[Stored items]
▼▼▼
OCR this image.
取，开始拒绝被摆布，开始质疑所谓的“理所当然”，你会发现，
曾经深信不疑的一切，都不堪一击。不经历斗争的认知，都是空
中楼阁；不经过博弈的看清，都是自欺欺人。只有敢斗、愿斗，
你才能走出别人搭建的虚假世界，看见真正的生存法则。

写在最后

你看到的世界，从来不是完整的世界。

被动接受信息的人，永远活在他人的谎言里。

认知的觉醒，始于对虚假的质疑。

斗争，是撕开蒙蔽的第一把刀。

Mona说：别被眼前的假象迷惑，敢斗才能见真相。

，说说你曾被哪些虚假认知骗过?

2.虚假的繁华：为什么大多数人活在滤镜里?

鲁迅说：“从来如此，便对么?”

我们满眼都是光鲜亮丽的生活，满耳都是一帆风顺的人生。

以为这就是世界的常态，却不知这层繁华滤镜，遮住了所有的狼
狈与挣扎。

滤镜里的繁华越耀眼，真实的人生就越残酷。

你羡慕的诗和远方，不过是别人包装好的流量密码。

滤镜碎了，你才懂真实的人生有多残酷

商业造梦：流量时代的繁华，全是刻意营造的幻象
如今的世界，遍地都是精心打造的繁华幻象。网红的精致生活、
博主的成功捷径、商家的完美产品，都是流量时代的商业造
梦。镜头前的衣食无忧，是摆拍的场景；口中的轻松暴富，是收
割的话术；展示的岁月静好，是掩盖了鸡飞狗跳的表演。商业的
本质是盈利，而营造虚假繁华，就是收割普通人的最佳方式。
▲▲▲
Recopy the entries above exactly, with every line included.

OCR this image.
取，开始拒绝被摆布，开始质疑所谓的“理所当然”，你会发现，
曾经深信不疑的一切，都不堪一击。不经历斗争的认知，都是空
中楼阁；不经过博弈的看清，都是自欺欺人。只有敢斗、愿斗，
你才能走出别人搭建的虚假世界，看见真正的生存法则。

写在最后

你看到的世界，从来不是完整的世界。

被动接受信息的人，永远活在他人的谎言里。

认知的觉醒，始于对虚假的质疑。

斗争，是撕开蒙蔽的第一把刀。

Mona说：别被眼前的假象迷惑，敢斗才能见真相。

，说说你曾被哪些虚假认知骗过?

2.虚假的繁华：为什么大多数人活在滤镜里?

鲁迅说：“从来如此，便对么?”

我们满眼都是光鲜亮丽的生活，满耳都是一帆风顺的人生。

以为这就是世界的常态，却不知这层繁华滤镜，遮住了所有的狼
狈与挣扎。

滤镜里的繁华越耀眼，真实的人生就越残酷。

你羡慕的诗和远方，不过是别人包装好的流量密码。

滤镜碎了，你才懂真实的人生有多残酷

商业造梦：流量时代的繁华，全是刻意营造的幻象
如今的世界，遍地都是精心打造的繁华幻象。网红的精致生活、
博主的成功捷径、商家的完美产品，都是流量时代的商业造
梦。镜头前的衣食无忧，是摆拍的场景；口中的轻松暴富，是收
割的话术；展示的岁月静好，是掩盖了鸡飞狗跳的表演。商业的
本质是盈利，而营造虚假繁华，就是收割普通人的最佳方式。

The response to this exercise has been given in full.